> _Task details_
Could you change every "at most 100" in the data below to "no more than 100", leaving everything else as it is and leaving the pictures out?

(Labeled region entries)
** START **

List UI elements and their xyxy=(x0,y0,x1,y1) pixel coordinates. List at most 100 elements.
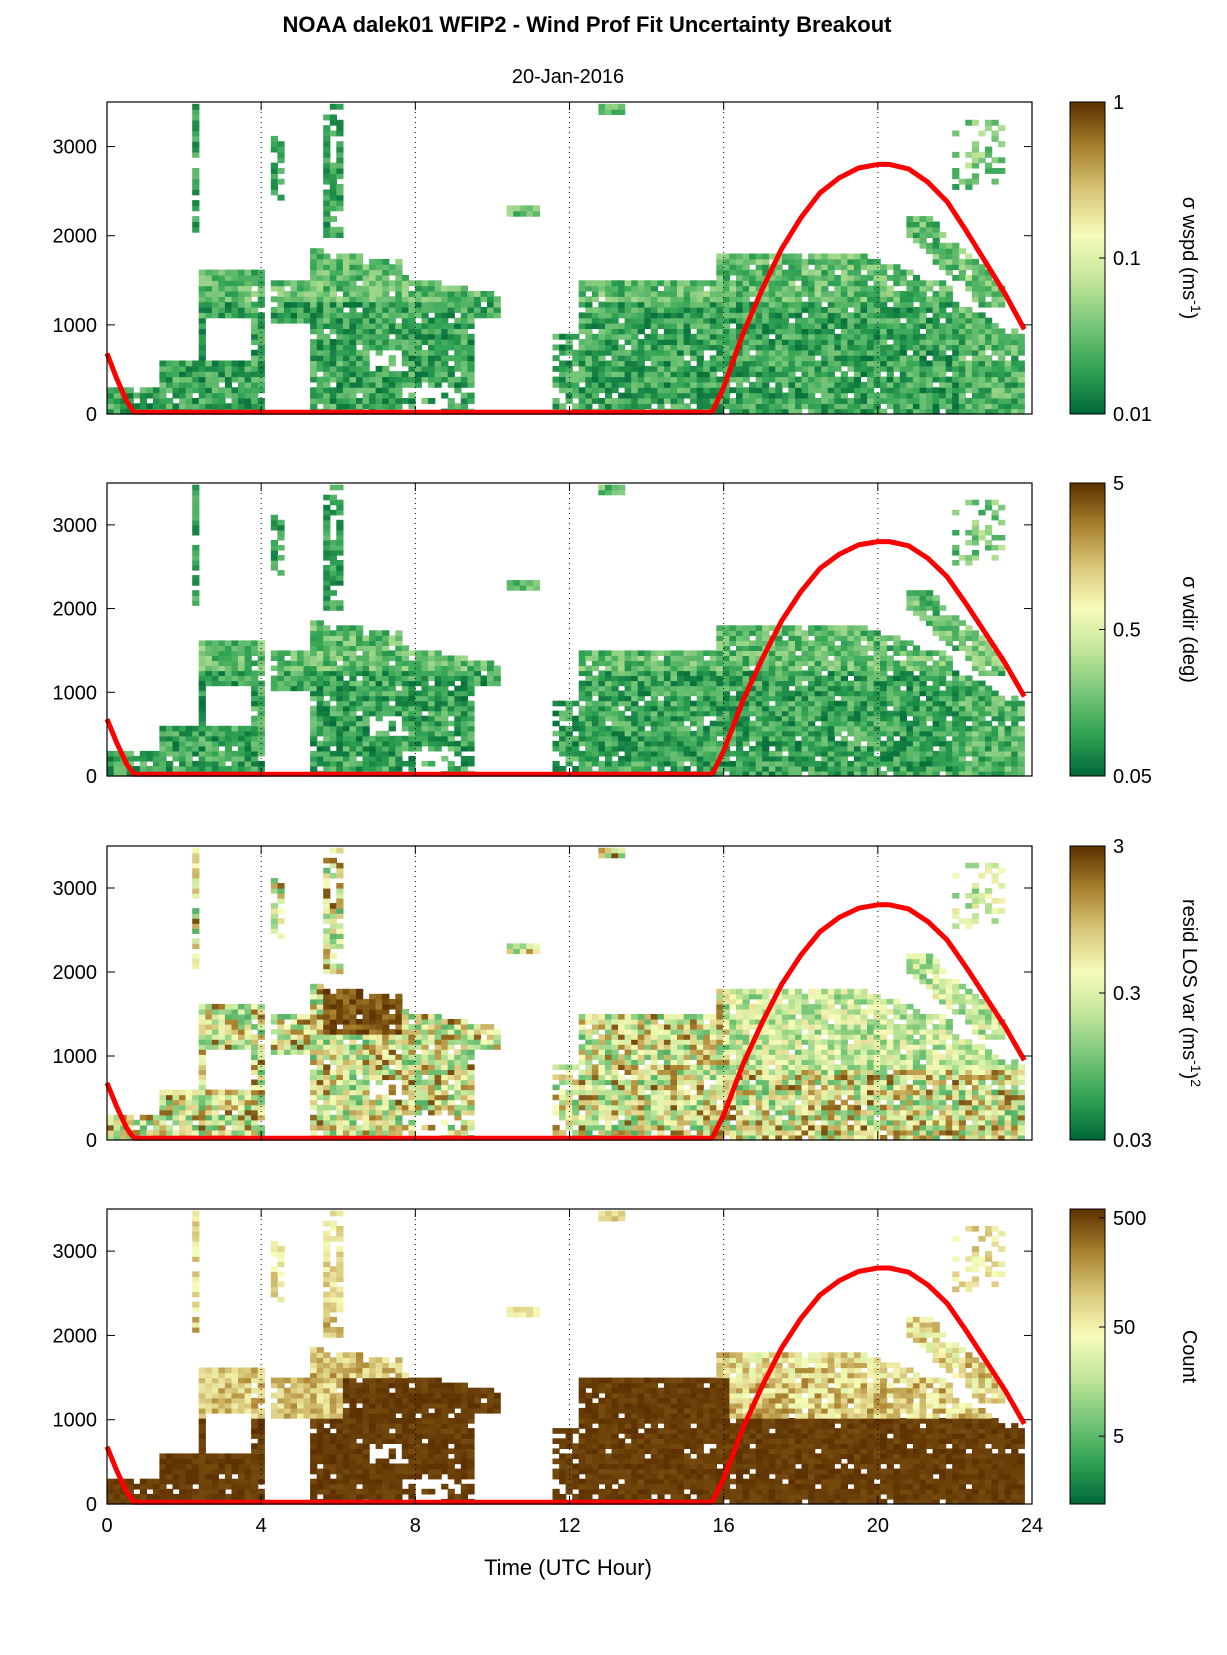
heatmap-cell xyxy=(244,296,252,303)
heatmap-cell xyxy=(834,333,842,340)
heatmap-cell xyxy=(310,650,318,656)
heatmap-cell xyxy=(349,344,357,351)
heatmap-cell xyxy=(205,398,213,404)
heatmap-cell xyxy=(906,344,914,351)
heatmap-cell xyxy=(323,550,331,556)
heatmap-cell xyxy=(821,403,829,410)
heatmap-cell xyxy=(932,333,940,340)
heatmap-cell xyxy=(388,760,396,767)
heatmap-cell xyxy=(1004,349,1012,356)
heatmap-cell xyxy=(795,705,803,712)
heatmap-cell xyxy=(611,720,619,727)
heatmap-cell xyxy=(329,232,337,238)
heatmap-cell xyxy=(192,146,200,153)
heatmap-cell xyxy=(323,705,331,712)
heatmap-cell xyxy=(1011,360,1019,367)
heatmap-cell xyxy=(329,280,337,287)
heatmap-cell xyxy=(827,376,835,383)
heatmap-cell xyxy=(736,720,744,727)
heatmap-cell xyxy=(945,365,953,372)
heatmap-cell xyxy=(388,360,396,367)
heatmap-cell xyxy=(755,280,763,287)
heatmap-cell xyxy=(781,274,790,281)
heatmap-cell xyxy=(388,670,396,677)
heatmap-cell xyxy=(998,125,1006,132)
heatmap-cell xyxy=(663,328,672,335)
heatmap-cell xyxy=(650,371,658,378)
heatmap-cell xyxy=(631,695,639,702)
heatmap-cell xyxy=(958,178,966,185)
heatmap-cell xyxy=(192,565,200,571)
heatmap-cell xyxy=(991,339,999,345)
heatmap-cell xyxy=(192,575,200,581)
heatmap-cell xyxy=(932,398,940,404)
heatmap-cell xyxy=(945,248,953,255)
heatmap-cell xyxy=(323,710,331,717)
heatmap-cell xyxy=(971,349,980,356)
heatmap-cell xyxy=(382,376,390,383)
heatmap-cell xyxy=(749,630,757,636)
heatmap-cell xyxy=(768,650,776,656)
heatmap-cell xyxy=(736,360,744,367)
heatmap-cell xyxy=(585,296,593,303)
heatmap-cell xyxy=(192,381,200,388)
heatmap-cell xyxy=(362,750,370,757)
heatmap-cell xyxy=(572,766,580,772)
heatmap-cell xyxy=(591,725,600,732)
heatmap-cell xyxy=(329,600,337,606)
heatmap-cell xyxy=(578,750,586,757)
heatmap-cell xyxy=(795,660,803,667)
heatmap-cell xyxy=(382,680,390,687)
heatmap-cell xyxy=(611,670,619,677)
heatmap-cell xyxy=(349,365,357,372)
heatmap-cell xyxy=(893,312,901,319)
heatmap-cell xyxy=(441,680,449,687)
heatmap-cell xyxy=(644,685,652,692)
heatmap-cell xyxy=(421,740,429,747)
heatmap-cell xyxy=(192,544,200,551)
heatmap-cell xyxy=(467,371,475,378)
heatmap-cell xyxy=(277,570,285,576)
heatmap-cell xyxy=(611,705,619,712)
heatmap-cell xyxy=(428,660,436,667)
heatmap-cell xyxy=(277,665,285,672)
heatmap-cell xyxy=(382,690,390,697)
heatmap-cell xyxy=(192,750,200,757)
heatmap-cell xyxy=(880,344,888,351)
heatmap-cell xyxy=(467,760,475,767)
heatmap-cell xyxy=(985,333,993,340)
heatmap-cell xyxy=(323,625,331,631)
heatmap-cell xyxy=(912,344,921,351)
heatmap-cell xyxy=(998,339,1006,345)
heatmap-cell xyxy=(211,730,219,737)
heatmap-cell xyxy=(408,745,416,752)
heatmap-cell xyxy=(736,323,744,329)
heatmap-cell xyxy=(559,740,567,747)
heatmap-cell xyxy=(329,189,337,196)
heatmap-cell xyxy=(447,376,455,383)
heatmap-cell xyxy=(873,333,881,340)
heatmap-cell xyxy=(775,650,783,656)
heatmap-cell xyxy=(795,312,803,319)
heatmap-cell xyxy=(159,398,167,404)
heatmap-cell xyxy=(808,258,816,265)
heatmap-cell xyxy=(657,766,665,772)
heatmap-cell xyxy=(1017,371,1025,378)
heatmap-cell xyxy=(932,232,940,238)
heatmap-cell xyxy=(336,269,344,276)
heatmap-cell xyxy=(762,328,770,335)
heatmap-cell xyxy=(926,307,934,313)
heatmap-cell xyxy=(342,371,351,378)
heatmap-cell xyxy=(283,680,292,687)
heatmap-cell xyxy=(939,253,947,260)
heatmap-cell xyxy=(159,750,167,757)
heatmap-cell xyxy=(958,344,966,351)
heatmap-cell xyxy=(211,640,219,646)
heatmap-cell xyxy=(906,365,914,372)
heatmap-cell xyxy=(631,317,639,324)
heatmap-cell xyxy=(932,387,940,394)
heatmap-cell xyxy=(585,740,593,747)
heatmap-cell xyxy=(945,301,953,308)
heatmap-cell xyxy=(336,570,344,576)
heatmap-cell xyxy=(670,720,678,727)
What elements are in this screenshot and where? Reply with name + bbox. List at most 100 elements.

** END **

> _Solution for this task_
List UI elements and their xyxy=(x0,y0,x1,y1) pixel coordinates. List no more than 100 elements.
heatmap-cell xyxy=(244,296,252,303)
heatmap-cell xyxy=(834,333,842,340)
heatmap-cell xyxy=(310,650,318,656)
heatmap-cell xyxy=(349,344,357,351)
heatmap-cell xyxy=(205,398,213,404)
heatmap-cell xyxy=(906,344,914,351)
heatmap-cell xyxy=(323,550,331,556)
heatmap-cell xyxy=(821,403,829,410)
heatmap-cell xyxy=(932,333,940,340)
heatmap-cell xyxy=(388,760,396,767)
heatmap-cell xyxy=(1004,349,1012,356)
heatmap-cell xyxy=(795,705,803,712)
heatmap-cell xyxy=(611,720,619,727)
heatmap-cell xyxy=(329,232,337,238)
heatmap-cell xyxy=(192,146,200,153)
heatmap-cell xyxy=(323,705,331,712)
heatmap-cell xyxy=(1011,360,1019,367)
heatmap-cell xyxy=(329,280,337,287)
heatmap-cell xyxy=(827,376,835,383)
heatmap-cell xyxy=(736,720,744,727)
heatmap-cell xyxy=(945,365,953,372)
heatmap-cell xyxy=(388,360,396,367)
heatmap-cell xyxy=(755,280,763,287)
heatmap-cell xyxy=(781,274,790,281)
heatmap-cell xyxy=(388,670,396,677)
heatmap-cell xyxy=(998,125,1006,132)
heatmap-cell xyxy=(663,328,672,335)
heatmap-cell xyxy=(650,371,658,378)
heatmap-cell xyxy=(631,695,639,702)
heatmap-cell xyxy=(958,178,966,185)
heatmap-cell xyxy=(192,565,200,571)
heatmap-cell xyxy=(991,339,999,345)
heatmap-cell xyxy=(192,575,200,581)
heatmap-cell xyxy=(932,398,940,404)
heatmap-cell xyxy=(945,248,953,255)
heatmap-cell xyxy=(323,710,331,717)
heatmap-cell xyxy=(971,349,980,356)
heatmap-cell xyxy=(382,376,390,383)
heatmap-cell xyxy=(749,630,757,636)
heatmap-cell xyxy=(768,650,776,656)
heatmap-cell xyxy=(736,360,744,367)
heatmap-cell xyxy=(585,296,593,303)
heatmap-cell xyxy=(192,381,200,388)
heatmap-cell xyxy=(362,750,370,757)
heatmap-cell xyxy=(572,766,580,772)
heatmap-cell xyxy=(591,725,600,732)
heatmap-cell xyxy=(329,600,337,606)
heatmap-cell xyxy=(578,750,586,757)
heatmap-cell xyxy=(795,660,803,667)
heatmap-cell xyxy=(382,680,390,687)
heatmap-cell xyxy=(611,670,619,677)
heatmap-cell xyxy=(349,365,357,372)
heatmap-cell xyxy=(893,312,901,319)
heatmap-cell xyxy=(441,680,449,687)
heatmap-cell xyxy=(644,685,652,692)
heatmap-cell xyxy=(421,740,429,747)
heatmap-cell xyxy=(192,544,200,551)
heatmap-cell xyxy=(467,371,475,378)
heatmap-cell xyxy=(277,570,285,576)
heatmap-cell xyxy=(611,705,619,712)
heatmap-cell xyxy=(428,660,436,667)
heatmap-cell xyxy=(277,665,285,672)
heatmap-cell xyxy=(382,690,390,697)
heatmap-cell xyxy=(192,750,200,757)
heatmap-cell xyxy=(880,344,888,351)
heatmap-cell xyxy=(467,760,475,767)
heatmap-cell xyxy=(985,333,993,340)
heatmap-cell xyxy=(323,625,331,631)
heatmap-cell xyxy=(912,344,921,351)
heatmap-cell xyxy=(998,339,1006,345)
heatmap-cell xyxy=(211,730,219,737)
heatmap-cell xyxy=(408,745,416,752)
heatmap-cell xyxy=(736,323,744,329)
heatmap-cell xyxy=(559,740,567,747)
heatmap-cell xyxy=(329,189,337,196)
heatmap-cell xyxy=(447,376,455,383)
heatmap-cell xyxy=(873,333,881,340)
heatmap-cell xyxy=(775,650,783,656)
heatmap-cell xyxy=(795,312,803,319)
heatmap-cell xyxy=(159,398,167,404)
heatmap-cell xyxy=(808,258,816,265)
heatmap-cell xyxy=(657,766,665,772)
heatmap-cell xyxy=(1017,371,1025,378)
heatmap-cell xyxy=(932,232,940,238)
heatmap-cell xyxy=(336,269,344,276)
heatmap-cell xyxy=(762,328,770,335)
heatmap-cell xyxy=(926,307,934,313)
heatmap-cell xyxy=(342,371,351,378)
heatmap-cell xyxy=(283,680,292,687)
heatmap-cell xyxy=(939,253,947,260)
heatmap-cell xyxy=(159,750,167,757)
heatmap-cell xyxy=(958,344,966,351)
heatmap-cell xyxy=(211,640,219,646)
heatmap-cell xyxy=(906,365,914,372)
heatmap-cell xyxy=(631,317,639,324)
heatmap-cell xyxy=(932,387,940,394)
heatmap-cell xyxy=(585,740,593,747)
heatmap-cell xyxy=(945,301,953,308)
heatmap-cell xyxy=(336,570,344,576)
heatmap-cell xyxy=(670,720,678,727)
What elements are in this screenshot and where? Reply with name + bbox. List no more than 100 elements.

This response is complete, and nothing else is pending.